Repeat all entries exactly.

> Data entries for graphics
———
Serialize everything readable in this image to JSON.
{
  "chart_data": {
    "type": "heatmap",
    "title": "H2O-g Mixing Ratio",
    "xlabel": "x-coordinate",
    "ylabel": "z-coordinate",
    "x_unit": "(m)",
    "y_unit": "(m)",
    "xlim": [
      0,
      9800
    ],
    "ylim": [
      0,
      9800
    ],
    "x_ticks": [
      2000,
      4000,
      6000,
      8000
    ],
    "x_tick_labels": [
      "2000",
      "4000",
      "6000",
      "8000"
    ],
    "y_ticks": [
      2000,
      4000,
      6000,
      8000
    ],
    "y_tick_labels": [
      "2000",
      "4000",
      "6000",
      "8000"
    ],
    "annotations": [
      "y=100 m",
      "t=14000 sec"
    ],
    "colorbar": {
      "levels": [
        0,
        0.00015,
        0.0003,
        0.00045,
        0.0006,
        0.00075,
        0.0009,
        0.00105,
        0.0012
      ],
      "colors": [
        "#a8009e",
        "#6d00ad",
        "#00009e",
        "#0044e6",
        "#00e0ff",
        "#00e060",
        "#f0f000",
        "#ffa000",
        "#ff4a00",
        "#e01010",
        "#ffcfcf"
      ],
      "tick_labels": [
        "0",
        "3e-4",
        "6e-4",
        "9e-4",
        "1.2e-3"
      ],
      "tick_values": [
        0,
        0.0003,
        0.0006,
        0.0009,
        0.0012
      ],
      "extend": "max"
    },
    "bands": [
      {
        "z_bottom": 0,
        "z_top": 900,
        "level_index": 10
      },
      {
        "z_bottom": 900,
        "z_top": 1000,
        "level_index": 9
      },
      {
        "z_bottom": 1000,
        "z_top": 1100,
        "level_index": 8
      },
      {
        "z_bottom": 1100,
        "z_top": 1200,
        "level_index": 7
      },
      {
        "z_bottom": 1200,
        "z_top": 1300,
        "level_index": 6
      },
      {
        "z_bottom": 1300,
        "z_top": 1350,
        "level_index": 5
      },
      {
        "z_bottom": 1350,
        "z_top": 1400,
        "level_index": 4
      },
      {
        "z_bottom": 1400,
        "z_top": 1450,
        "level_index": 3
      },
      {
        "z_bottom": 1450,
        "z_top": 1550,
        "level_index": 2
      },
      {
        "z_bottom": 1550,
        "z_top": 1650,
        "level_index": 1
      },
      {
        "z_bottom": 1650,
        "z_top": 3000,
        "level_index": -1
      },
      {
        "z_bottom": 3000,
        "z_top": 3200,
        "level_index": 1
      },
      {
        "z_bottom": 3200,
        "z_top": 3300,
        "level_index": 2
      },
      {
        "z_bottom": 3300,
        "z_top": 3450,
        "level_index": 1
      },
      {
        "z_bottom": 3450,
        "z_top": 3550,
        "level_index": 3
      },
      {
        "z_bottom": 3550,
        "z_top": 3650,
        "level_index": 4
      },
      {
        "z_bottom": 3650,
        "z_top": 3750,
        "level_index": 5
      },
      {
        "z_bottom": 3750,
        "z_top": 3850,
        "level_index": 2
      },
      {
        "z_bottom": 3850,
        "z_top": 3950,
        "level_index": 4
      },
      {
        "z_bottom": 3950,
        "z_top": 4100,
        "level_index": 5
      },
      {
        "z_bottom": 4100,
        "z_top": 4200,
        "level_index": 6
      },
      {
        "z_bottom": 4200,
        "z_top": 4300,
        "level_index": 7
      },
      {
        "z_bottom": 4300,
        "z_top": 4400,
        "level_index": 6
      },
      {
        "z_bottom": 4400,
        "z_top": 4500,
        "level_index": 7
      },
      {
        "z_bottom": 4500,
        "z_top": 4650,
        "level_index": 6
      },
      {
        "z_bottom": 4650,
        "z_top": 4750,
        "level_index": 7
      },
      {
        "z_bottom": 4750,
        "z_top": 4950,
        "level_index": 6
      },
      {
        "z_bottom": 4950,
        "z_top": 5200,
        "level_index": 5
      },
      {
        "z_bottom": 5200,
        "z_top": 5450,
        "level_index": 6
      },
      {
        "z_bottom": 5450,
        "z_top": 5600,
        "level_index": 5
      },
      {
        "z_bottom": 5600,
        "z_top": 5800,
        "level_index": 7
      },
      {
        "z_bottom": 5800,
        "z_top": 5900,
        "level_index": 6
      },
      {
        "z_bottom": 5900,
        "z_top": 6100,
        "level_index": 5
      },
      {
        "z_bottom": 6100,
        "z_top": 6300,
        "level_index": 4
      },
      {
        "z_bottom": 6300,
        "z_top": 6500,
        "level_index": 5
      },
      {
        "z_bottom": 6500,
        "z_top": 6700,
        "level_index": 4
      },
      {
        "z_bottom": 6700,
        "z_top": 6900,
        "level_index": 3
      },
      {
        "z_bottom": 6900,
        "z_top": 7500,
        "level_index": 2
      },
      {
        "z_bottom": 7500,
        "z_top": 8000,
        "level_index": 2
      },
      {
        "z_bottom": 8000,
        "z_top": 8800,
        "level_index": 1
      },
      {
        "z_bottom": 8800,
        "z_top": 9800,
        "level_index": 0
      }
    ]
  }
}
———
> Finished task
Serialize everything readable in this image to JSON.
{
  "chart_data": {
    "type": "heatmap",
    "title": "H2O-g Mixing Ratio",
    "xlabel": "x-coordinate",
    "ylabel": "z-coordinate",
    "x_unit": "(m)",
    "y_unit": "(m)",
    "xlim": [
      0,
      9800
    ],
    "ylim": [
      0,
      9800
    ],
    "x_ticks": [
      2000,
      4000,
      6000,
      8000
    ],
    "x_tick_labels": [
      "2000",
      "4000",
      "6000",
      "8000"
    ],
    "y_ticks": [
      2000,
      4000,
      6000,
      8000
    ],
    "y_tick_labels": [
      "2000",
      "4000",
      "6000",
      "8000"
    ],
    "annotations": [
      "y=100 m",
      "t=14000 sec"
    ],
    "colorbar": {
      "levels": [
        0,
        0.00015,
        0.0003,
        0.00045,
        0.0006,
        0.00075,
        0.0009,
        0.00105,
        0.0012
      ],
      "colors": [
        "#a8009e",
        "#6d00ad",
        "#00009e",
        "#0044e6",
        "#00e0ff",
        "#00e060",
        "#f0f000",
        "#ffa000",
        "#ff4a00",
        "#e01010",
        "#ffcfcf"
      ],
      "tick_labels": [
        "0",
        "3e-4",
        "6e-4",
        "9e-4",
        "1.2e-3"
      ],
      "tick_values": [
        0,
        0.0003,
        0.0006,
        0.0009,
        0.0012
      ],
      "extend": "max"
    },
    "bands": [
      {
        "z_bottom": 0,
        "z_top": 900,
        "level_index": 10
      },
      {
        "z_bottom": 900,
        "z_top": 1000,
        "level_index": 9
      },
      {
        "z_bottom": 1000,
        "z_top": 1100,
        "level_index": 8
      },
      {
        "z_bottom": 1100,
        "z_top": 1200,
        "level_index": 7
      },
      {
        "z_bottom": 1200,
        "z_top": 1300,
        "level_index": 6
      },
      {
        "z_bottom": 1300,
        "z_top": 1350,
        "level_index": 5
      },
      {
        "z_bottom": 1350,
        "z_top": 1400,
        "level_index": 4
      },
      {
        "z_bottom": 1400,
        "z_top": 1450,
        "level_index": 3
      },
      {
        "z_bottom": 1450,
        "z_top": 1550,
        "level_index": 2
      },
      {
        "z_bottom": 1550,
        "z_top": 1650,
        "level_index": 1
      },
      {
        "z_bottom": 1650,
        "z_top": 3000,
        "level_index": -1
      },
      {
        "z_bottom": 3000,
        "z_top": 3200,
        "level_index": 1
      },
      {
        "z_bottom": 3200,
        "z_top": 3300,
        "level_index": 2
      },
      {
        "z_bottom": 3300,
        "z_top": 3450,
        "level_index": 1
      },
      {
        "z_bottom": 3450,
        "z_top": 3550,
        "level_index": 3
      },
      {
        "z_bottom": 3550,
        "z_top": 3650,
        "level_index": 4
      },
      {
        "z_bottom": 3650,
        "z_top": 3750,
        "level_index": 5
      },
      {
        "z_bottom": 3750,
        "z_top": 3850,
        "level_index": 2
      },
      {
        "z_bottom": 3850,
        "z_top": 3950,
        "level_index": 4
      },
      {
        "z_bottom": 3950,
        "z_top": 4100,
        "level_index": 5
      },
      {
        "z_bottom": 4100,
        "z_top": 4200,
        "level_index": 6
      },
      {
        "z_bottom": 4200,
        "z_top": 4300,
        "level_index": 7
      },
      {
        "z_bottom": 4300,
        "z_top": 4400,
        "level_index": 6
      },
      {
        "z_bottom": 4400,
        "z_top": 4500,
        "level_index": 7
      },
      {
        "z_bottom": 4500,
        "z_top": 4650,
        "level_index": 6
      },
      {
        "z_bottom": 4650,
        "z_top": 4750,
        "level_index": 7
      },
      {
        "z_bottom": 4750,
        "z_top": 4950,
        "level_index": 6
      },
      {
        "z_bottom": 4950,
        "z_top": 5200,
        "level_index": 5
      },
      {
        "z_bottom": 5200,
        "z_top": 5450,
        "level_index": 6
      },
      {
        "z_bottom": 5450,
        "z_top": 5600,
        "level_index": 5
      },
      {
        "z_bottom": 5600,
        "z_top": 5800,
        "level_index": 7
      },
      {
        "z_bottom": 5800,
        "z_top": 5900,
        "level_index": 6
      },
      {
        "z_bottom": 5900,
        "z_top": 6100,
        "level_index": 5
      },
      {
        "z_bottom": 6100,
        "z_top": 6300,
        "level_index": 4
      },
      {
        "z_bottom": 6300,
        "z_top": 6500,
        "level_index": 5
      },
      {
        "z_bottom": 6500,
        "z_top": 6700,
        "level_index": 4
      },
      {
        "z_bottom": 6700,
        "z_top": 6900,
        "level_index": 3
      },
      {
        "z_bottom": 6900,
        "z_top": 7500,
        "level_index": 2
      },
      {
        "z_bottom": 7500,
        "z_top": 8000,
        "level_index": 2
      },
      {
        "z_bottom": 8000,
        "z_top": 8800,
        "level_index": 1
      },
      {
        "z_bottom": 8800,
        "z_top": 9800,
        "level_index": 0
      }
    ]
  }
}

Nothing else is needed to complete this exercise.